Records
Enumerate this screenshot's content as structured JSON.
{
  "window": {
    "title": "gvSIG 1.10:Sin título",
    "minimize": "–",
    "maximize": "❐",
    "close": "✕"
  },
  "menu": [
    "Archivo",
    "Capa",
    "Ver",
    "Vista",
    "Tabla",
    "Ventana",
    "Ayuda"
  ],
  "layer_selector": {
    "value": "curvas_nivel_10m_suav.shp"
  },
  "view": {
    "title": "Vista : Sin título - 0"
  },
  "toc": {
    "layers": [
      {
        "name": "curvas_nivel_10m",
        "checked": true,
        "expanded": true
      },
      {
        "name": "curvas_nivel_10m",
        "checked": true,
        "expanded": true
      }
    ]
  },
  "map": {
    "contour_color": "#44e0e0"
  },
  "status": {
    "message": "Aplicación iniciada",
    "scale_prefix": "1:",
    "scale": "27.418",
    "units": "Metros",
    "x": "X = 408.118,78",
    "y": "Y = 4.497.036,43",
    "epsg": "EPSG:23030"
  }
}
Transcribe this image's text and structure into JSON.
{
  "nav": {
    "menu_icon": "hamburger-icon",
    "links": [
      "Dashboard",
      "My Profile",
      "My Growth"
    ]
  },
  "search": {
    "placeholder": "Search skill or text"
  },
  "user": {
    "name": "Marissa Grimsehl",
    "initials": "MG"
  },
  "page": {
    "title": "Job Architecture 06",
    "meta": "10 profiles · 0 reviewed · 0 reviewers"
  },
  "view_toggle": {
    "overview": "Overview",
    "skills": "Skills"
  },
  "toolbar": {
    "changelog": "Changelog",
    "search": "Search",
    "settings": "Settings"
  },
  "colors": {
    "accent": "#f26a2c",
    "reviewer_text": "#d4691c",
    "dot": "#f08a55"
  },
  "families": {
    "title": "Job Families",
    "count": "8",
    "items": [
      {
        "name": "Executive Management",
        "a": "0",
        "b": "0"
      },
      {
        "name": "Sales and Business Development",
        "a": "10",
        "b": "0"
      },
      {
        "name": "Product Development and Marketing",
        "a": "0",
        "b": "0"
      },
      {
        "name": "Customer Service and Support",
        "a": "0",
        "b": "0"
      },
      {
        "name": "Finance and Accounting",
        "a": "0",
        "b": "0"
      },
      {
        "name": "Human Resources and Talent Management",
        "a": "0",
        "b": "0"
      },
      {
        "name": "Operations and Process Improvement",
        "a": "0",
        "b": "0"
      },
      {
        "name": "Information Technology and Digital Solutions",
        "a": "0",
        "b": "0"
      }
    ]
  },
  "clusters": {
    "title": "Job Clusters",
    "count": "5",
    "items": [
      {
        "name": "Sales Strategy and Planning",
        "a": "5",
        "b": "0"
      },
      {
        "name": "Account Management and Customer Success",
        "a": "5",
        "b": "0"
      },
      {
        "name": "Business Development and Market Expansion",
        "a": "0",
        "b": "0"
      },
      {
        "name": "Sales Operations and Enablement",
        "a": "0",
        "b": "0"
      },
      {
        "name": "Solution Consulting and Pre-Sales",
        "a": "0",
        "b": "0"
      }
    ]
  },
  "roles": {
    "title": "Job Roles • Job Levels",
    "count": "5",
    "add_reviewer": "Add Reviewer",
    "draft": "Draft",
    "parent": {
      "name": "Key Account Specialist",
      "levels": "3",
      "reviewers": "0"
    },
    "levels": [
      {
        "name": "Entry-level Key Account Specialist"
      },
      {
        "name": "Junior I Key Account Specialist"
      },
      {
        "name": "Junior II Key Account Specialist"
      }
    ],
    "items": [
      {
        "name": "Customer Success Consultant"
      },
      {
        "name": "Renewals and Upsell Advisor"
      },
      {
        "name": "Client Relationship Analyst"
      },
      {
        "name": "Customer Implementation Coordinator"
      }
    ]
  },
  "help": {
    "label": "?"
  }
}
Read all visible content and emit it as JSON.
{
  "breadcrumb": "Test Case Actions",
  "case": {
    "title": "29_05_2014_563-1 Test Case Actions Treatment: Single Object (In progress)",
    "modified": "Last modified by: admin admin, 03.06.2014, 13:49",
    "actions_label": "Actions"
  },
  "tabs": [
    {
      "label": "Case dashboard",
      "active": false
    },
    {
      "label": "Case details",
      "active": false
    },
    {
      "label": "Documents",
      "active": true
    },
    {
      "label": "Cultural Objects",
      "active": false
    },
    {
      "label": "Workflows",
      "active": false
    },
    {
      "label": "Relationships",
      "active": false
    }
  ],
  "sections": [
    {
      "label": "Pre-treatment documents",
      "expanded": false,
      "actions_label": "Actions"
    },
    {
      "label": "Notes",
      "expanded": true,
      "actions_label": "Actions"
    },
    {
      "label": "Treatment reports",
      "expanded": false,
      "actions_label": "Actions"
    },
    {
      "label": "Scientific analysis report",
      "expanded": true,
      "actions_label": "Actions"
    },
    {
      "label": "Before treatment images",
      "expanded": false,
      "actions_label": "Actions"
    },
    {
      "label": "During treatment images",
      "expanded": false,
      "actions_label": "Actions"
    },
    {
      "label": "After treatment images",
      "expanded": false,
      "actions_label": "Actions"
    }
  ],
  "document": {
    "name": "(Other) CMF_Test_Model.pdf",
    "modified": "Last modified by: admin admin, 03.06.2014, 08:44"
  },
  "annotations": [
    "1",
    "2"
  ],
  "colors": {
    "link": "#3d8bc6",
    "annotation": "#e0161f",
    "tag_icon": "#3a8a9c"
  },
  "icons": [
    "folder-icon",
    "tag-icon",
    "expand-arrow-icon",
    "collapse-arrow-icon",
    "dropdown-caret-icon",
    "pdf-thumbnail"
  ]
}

> Stated task: Write the entries again, exactly as they stand.

> Final result:
Enumerate this screenshot's content as structured JSON.
{
  "window": {
    "title": "gvSIG 1.10:Sin título",
    "minimize": "–",
    "maximize": "❐",
    "close": "✕"
  },
  "menu": [
    "Archivo",
    "Capa",
    "Ver",
    "Vista",
    "Tabla",
    "Ventana",
    "Ayuda"
  ],
  "layer_selector": {
    "value": "curvas_nivel_10m_suav.shp"
  },
  "view": {
    "title": "Vista : Sin título - 0"
  },
  "toc": {
    "layers": [
      {
        "name": "curvas_nivel_10m",
        "checked": true,
        "expanded": true
      },
      {
        "name": "curvas_nivel_10m",
        "checked": true,
        "expanded": true
      }
    ]
  },
  "map": {
    "contour_color": "#44e0e0"
  },
  "status": {
    "message": "Aplicación iniciada",
    "scale_prefix": "1:",
    "scale": "27.418",
    "units": "Metros",
    "x": "X = 408.118,78",
    "y": "Y = 4.497.036,43",
    "epsg": "EPSG:23030"
  }
}
Transcribe this image's text and structure into JSON.
{
  "nav": {
    "menu_icon": "hamburger-icon",
    "links": [
      "Dashboard",
      "My Profile",
      "My Growth"
    ]
  },
  "search": {
    "placeholder": "Search skill or text"
  },
  "user": {
    "name": "Marissa Grimsehl",
    "initials": "MG"
  },
  "page": {
    "title": "Job Architecture 06",
    "meta": "10 profiles · 0 reviewed · 0 reviewers"
  },
  "view_toggle": {
    "overview": "Overview",
    "skills": "Skills"
  },
  "toolbar": {
    "changelog": "Changelog",
    "search": "Search",
    "settings": "Settings"
  },
  "colors": {
    "accent": "#f26a2c",
    "reviewer_text": "#d4691c",
    "dot": "#f08a55"
  },
  "families": {
    "title": "Job Families",
    "count": "8",
    "items": [
      {
        "name": "Executive Management",
        "a": "0",
        "b": "0"
      },
      {
        "name": "Sales and Business Development",
        "a": "10",
        "b": "0"
      },
      {
        "name": "Product Development and Marketing",
        "a": "0",
        "b": "0"
      },
      {
        "name": "Customer Service and Support",
        "a": "0",
        "b": "0"
      },
      {
        "name": "Finance and Accounting",
        "a": "0",
        "b": "0"
      },
      {
        "name": "Human Resources and Talent Management",
        "a": "0",
        "b": "0"
      },
      {
        "name": "Operations and Process Improvement",
        "a": "0",
        "b": "0"
      },
      {
        "name": "Information Technology and Digital Solutions",
        "a": "0",
        "b": "0"
      }
    ]
  },
  "clusters": {
    "title": "Job Clusters",
    "count": "5",
    "items": [
      {
        "name": "Sales Strategy and Planning",
        "a": "5",
        "b": "0"
      },
      {
        "name": "Account Management and Customer Success",
        "a": "5",
        "b": "0"
      },
      {
        "name": "Business Development and Market Expansion",
        "a": "0",
        "b": "0"
      },
      {
        "name": "Sales Operations and Enablement",
        "a": "0",
        "b": "0"
      },
      {
        "name": "Solution Consulting and Pre-Sales",
        "a": "0",
        "b": "0"
      }
    ]
  },
  "roles": {
    "title": "Job Roles • Job Levels",
    "count": "5",
    "add_reviewer": "Add Reviewer",
    "draft": "Draft",
    "parent": {
      "name": "Key Account Specialist",
      "levels": "3",
      "reviewers": "0"
    },
    "levels": [
      {
        "name": "Entry-level Key Account Specialist"
      },
      {
        "name": "Junior I Key Account Specialist"
      },
      {
        "name": "Junior II Key Account Specialist"
      }
    ],
    "items": [
      {
        "name": "Customer Success Consultant"
      },
      {
        "name": "Renewals and Upsell Advisor"
      },
      {
        "name": "Client Relationship Analyst"
      },
      {
        "name": "Customer Implementation Coordinator"
      }
    ]
  },
  "help": {
    "label": "?"
  }
}
Read all visible content and emit it as JSON.
{
  "breadcrumb": "Test Case Actions",
  "case": {
    "title": "29_05_2014_563-1 Test Case Actions Treatment: Single Object (In progress)",
    "modified": "Last modified by: admin admin, 03.06.2014, 13:49",
    "actions_label": "Actions"
  },
  "tabs": [
    {
      "label": "Case dashboard",
      "active": false
    },
    {
      "label": "Case details",
      "active": false
    },
    {
      "label": "Documents",
      "active": true
    },
    {
      "label": "Cultural Objects",
      "active": false
    },
    {
      "label": "Workflows",
      "active": false
    },
    {
      "label": "Relationships",
      "active": false
    }
  ],
  "sections": [
    {
      "label": "Pre-treatment documents",
      "expanded": false,
      "actions_label": "Actions"
    },
    {
      "label": "Notes",
      "expanded": true,
      "actions_label": "Actions"
    },
    {
      "label": "Treatment reports",
      "expanded": false,
      "actions_label": "Actions"
    },
    {
      "label": "Scientific analysis report",
      "expanded": true,
      "actions_label": "Actions"
    },
    {
      "label": "Before treatment images",
      "expanded": false,
      "actions_label": "Actions"
    },
    {
      "label": "During treatment images",
      "expanded": false,
      "actions_label": "Actions"
    },
    {
      "label": "After treatment images",
      "expanded": false,
      "actions_label": "Actions"
    }
  ],
  "document": {
    "name": "(Other) CMF_Test_Model.pdf",
    "modified": "Last modified by: admin admin, 03.06.2014, 08:44"
  },
  "annotations": [
    "1",
    "2"
  ],
  "colors": {
    "link": "#3d8bc6",
    "annotation": "#e0161f",
    "tag_icon": "#3a8a9c"
  },
  "icons": [
    "folder-icon",
    "tag-icon",
    "expand-arrow-icon",
    "collapse-arrow-icon",
    "dropdown-caret-icon",
    "pdf-thumbnail"
  ]
}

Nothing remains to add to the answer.